··· Recorded information

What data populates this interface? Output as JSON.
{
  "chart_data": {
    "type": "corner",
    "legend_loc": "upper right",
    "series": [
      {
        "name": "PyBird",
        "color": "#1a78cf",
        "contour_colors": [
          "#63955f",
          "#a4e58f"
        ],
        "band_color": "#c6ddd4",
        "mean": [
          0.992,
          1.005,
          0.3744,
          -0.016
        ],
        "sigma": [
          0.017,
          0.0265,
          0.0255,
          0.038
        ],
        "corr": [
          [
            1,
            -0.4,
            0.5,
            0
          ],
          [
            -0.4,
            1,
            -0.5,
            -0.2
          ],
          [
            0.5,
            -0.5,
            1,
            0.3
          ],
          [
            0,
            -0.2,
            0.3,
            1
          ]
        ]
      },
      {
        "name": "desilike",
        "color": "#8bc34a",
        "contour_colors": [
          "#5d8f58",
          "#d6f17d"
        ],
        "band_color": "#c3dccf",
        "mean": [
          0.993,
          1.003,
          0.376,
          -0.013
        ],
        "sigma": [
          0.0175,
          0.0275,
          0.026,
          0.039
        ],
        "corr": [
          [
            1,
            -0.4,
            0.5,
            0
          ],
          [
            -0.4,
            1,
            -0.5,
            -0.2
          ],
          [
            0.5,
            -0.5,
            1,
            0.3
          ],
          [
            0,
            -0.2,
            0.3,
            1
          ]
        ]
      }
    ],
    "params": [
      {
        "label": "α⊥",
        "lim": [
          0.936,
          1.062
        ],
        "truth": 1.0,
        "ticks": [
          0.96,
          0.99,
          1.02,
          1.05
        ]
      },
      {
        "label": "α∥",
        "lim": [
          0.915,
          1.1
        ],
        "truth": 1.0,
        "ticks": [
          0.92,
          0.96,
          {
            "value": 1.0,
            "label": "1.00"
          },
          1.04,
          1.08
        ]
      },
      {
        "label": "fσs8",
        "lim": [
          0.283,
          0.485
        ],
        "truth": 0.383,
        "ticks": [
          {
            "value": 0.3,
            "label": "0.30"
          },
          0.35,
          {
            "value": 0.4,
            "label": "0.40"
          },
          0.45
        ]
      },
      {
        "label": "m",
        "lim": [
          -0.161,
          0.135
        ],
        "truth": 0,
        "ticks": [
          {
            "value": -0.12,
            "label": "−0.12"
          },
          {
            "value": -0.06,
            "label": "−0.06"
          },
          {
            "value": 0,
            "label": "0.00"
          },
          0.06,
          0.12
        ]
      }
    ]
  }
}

······

__Aim of the exercise__
Copy out the whole listing exactly as written.

__Exercise answer__
What data populates this interface? Output as JSON.
{
  "chart_data": {
    "type": "corner",
    "legend_loc": "upper right",
    "series": [
      {
        "name": "PyBird",
        "color": "#1a78cf",
        "contour_colors": [
          "#63955f",
          "#a4e58f"
        ],
        "band_color": "#c6ddd4",
        "mean": [
          0.992,
          1.005,
          0.3744,
          -0.016
        ],
        "sigma": [
          0.017,
          0.0265,
          0.0255,
          0.038
        ],
        "corr": [
          [
            1,
            -0.4,
            0.5,
            0
          ],
          [
            -0.4,
            1,
            -0.5,
            -0.2
          ],
          [
            0.5,
            -0.5,
            1,
            0.3
          ],
          [
            0,
            -0.2,
            0.3,
            1
          ]
        ]
      },
      {
        "name": "desilike",
        "color": "#8bc34a",
        "contour_colors": [
          "#5d8f58",
          "#d6f17d"
        ],
        "band_color": "#c3dccf",
        "mean": [
          0.993,
          1.003,
          0.376,
          -0.013
        ],
        "sigma": [
          0.0175,
          0.0275,
          0.026,
          0.039
        ],
        "corr": [
          [
            1,
            -0.4,
            0.5,
            0
          ],
          [
            -0.4,
            1,
            -0.5,
            -0.2
          ],
          [
            0.5,
            -0.5,
            1,
            0.3
          ],
          [
            0,
            -0.2,
            0.3,
            1
          ]
        ]
      }
    ],
    "params": [
      {
        "label": "α⊥",
        "lim": [
          0.936,
          1.062
        ],
        "truth": 1.0,
        "ticks": [
          0.96,
          0.99,
          1.02,
          1.05
        ]
      },
      {
        "label": "α∥",
        "lim": [
          0.915,
          1.1
        ],
        "truth": 1.0,
        "ticks": [
          0.92,
          0.96,
          {
            "value": 1.0,
            "label": "1.00"
          },
          1.04,
          1.08
        ]
      },
      {
        "label": "fσs8",
        "lim": [
          0.283,
          0.485
        ],
        "truth": 0.383,
        "ticks": [
          {
            "value": 0.3,
            "label": "0.30"
          },
          0.35,
          {
            "value": 0.4,
            "label": "0.40"
          },
          0.45
        ]
      },
      {
        "label": "m",
        "lim": [
          -0.161,
          0.135
        ],
        "truth": 0,
        "ticks": [
          {
            "value": -0.12,
            "label": "−0.12"
          },
          {
            "value": -0.06,
            "label": "−0.06"
          },
          {
            "value": 0,
            "label": "0.00"
          },
          0.06,
          0.12
        ]
      }
    ]
  }
}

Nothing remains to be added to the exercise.